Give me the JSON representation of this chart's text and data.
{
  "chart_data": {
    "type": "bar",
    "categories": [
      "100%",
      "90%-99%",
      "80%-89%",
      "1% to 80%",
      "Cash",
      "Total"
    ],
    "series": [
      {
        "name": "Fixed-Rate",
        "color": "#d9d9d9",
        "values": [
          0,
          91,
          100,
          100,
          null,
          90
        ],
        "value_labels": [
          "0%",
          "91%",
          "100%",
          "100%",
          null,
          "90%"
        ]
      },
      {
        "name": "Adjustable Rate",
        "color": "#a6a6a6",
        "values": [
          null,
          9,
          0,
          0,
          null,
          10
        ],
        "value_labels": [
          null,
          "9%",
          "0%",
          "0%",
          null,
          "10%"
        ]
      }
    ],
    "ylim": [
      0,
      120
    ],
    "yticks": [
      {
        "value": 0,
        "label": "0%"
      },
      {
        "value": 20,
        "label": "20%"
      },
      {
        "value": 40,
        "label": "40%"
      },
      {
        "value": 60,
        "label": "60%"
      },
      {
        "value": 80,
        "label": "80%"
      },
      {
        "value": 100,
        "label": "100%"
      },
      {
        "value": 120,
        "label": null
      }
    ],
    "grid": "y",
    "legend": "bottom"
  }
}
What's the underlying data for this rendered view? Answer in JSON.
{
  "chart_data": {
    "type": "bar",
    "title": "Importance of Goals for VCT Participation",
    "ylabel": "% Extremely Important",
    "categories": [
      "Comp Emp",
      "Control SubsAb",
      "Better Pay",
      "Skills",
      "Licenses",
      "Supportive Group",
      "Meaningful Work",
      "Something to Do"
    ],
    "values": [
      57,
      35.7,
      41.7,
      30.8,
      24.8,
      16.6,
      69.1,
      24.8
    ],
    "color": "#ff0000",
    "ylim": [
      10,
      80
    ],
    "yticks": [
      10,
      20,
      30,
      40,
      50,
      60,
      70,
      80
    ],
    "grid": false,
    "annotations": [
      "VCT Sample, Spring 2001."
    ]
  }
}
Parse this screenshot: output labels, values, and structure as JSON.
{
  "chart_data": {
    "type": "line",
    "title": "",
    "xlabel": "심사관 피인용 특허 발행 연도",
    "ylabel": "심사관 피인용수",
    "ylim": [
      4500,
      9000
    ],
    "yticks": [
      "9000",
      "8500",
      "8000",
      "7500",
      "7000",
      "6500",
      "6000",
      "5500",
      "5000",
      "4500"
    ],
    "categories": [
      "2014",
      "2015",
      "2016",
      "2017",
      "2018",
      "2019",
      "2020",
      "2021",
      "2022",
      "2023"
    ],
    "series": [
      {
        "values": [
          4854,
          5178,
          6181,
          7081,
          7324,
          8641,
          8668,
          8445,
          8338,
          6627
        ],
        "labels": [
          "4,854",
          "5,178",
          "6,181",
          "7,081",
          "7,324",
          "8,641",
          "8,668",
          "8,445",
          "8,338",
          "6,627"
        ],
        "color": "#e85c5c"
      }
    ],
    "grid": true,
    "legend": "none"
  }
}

§

• [Challenge]: Set down the listing in full, keeping every word exactly as it is.

• [Written solution]:
Give me the JSON representation of this chart's text and data.
{
  "chart_data": {
    "type": "bar",
    "categories": [
      "100%",
      "90%-99%",
      "80%-89%",
      "1% to 80%",
      "Cash",
      "Total"
    ],
    "series": [
      {
        "name": "Fixed-Rate",
        "color": "#d9d9d9",
        "values": [
          0,
          91,
          100,
          100,
          null,
          90
        ],
        "value_labels": [
          "0%",
          "91%",
          "100%",
          "100%",
          null,
          "90%"
        ]
      },
      {
        "name": "Adjustable Rate",
        "color": "#a6a6a6",
        "values": [
          null,
          9,
          0,
          0,
          null,
          10
        ],
        "value_labels": [
          null,
          "9%",
          "0%",
          "0%",
          null,
          "10%"
        ]
      }
    ],
    "ylim": [
      0,
      120
    ],
    "yticks": [
      {
        "value": 0,
        "label": "0%"
      },
      {
        "value": 20,
        "label": "20%"
      },
      {
        "value": 40,
        "label": "40%"
      },
      {
        "value": 60,
        "label": "60%"
      },
      {
        "value": 80,
        "label": "80%"
      },
      {
        "value": 100,
        "label": "100%"
      },
      {
        "value": 120,
        "label": null
      }
    ],
    "grid": "y",
    "legend": "bottom"
  }
}
What's the underlying data for this rendered view? Answer in JSON.
{
  "chart_data": {
    "type": "bar",
    "title": "Importance of Goals for VCT Participation",
    "ylabel": "% Extremely Important",
    "categories": [
      "Comp Emp",
      "Control SubsAb",
      "Better Pay",
      "Skills",
      "Licenses",
      "Supportive Group",
      "Meaningful Work",
      "Something to Do"
    ],
    "values": [
      57,
      35.7,
      41.7,
      30.8,
      24.8,
      16.6,
      69.1,
      24.8
    ],
    "color": "#ff0000",
    "ylim": [
      10,
      80
    ],
    "yticks": [
      10,
      20,
      30,
      40,
      50,
      60,
      70,
      80
    ],
    "grid": false,
    "annotations": [
      "VCT Sample, Spring 2001."
    ]
  }
}
Parse this screenshot: output labels, values, and structure as JSON.
{
  "chart_data": {
    "type": "line",
    "title": "",
    "xlabel": "심사관 피인용 특허 발행 연도",
    "ylabel": "심사관 피인용수",
    "ylim": [
      4500,
      9000
    ],
    "yticks": [
      "9000",
      "8500",
      "8000",
      "7500",
      "7000",
      "6500",
      "6000",
      "5500",
      "5000",
      "4500"
    ],
    "categories": [
      "2014",
      "2015",
      "2016",
      "2017",
      "2018",
      "2019",
      "2020",
      "2021",
      "2022",
      "2023"
    ],
    "series": [
      {
        "values": [
          4854,
          5178,
          6181,
          7081,
          7324,
          8641,
          8668,
          8445,
          8338,
          6627
        ],
        "labels": [
          "4,854",
          "5,178",
          "6,181",
          "7,081",
          "7,324",
          "8,641",
          "8,668",
          "8,445",
          "8,338",
          "6,627"
        ],
        "color": "#e85c5c"
      }
    ],
    "grid": true,
    "legend": "none"
  }
}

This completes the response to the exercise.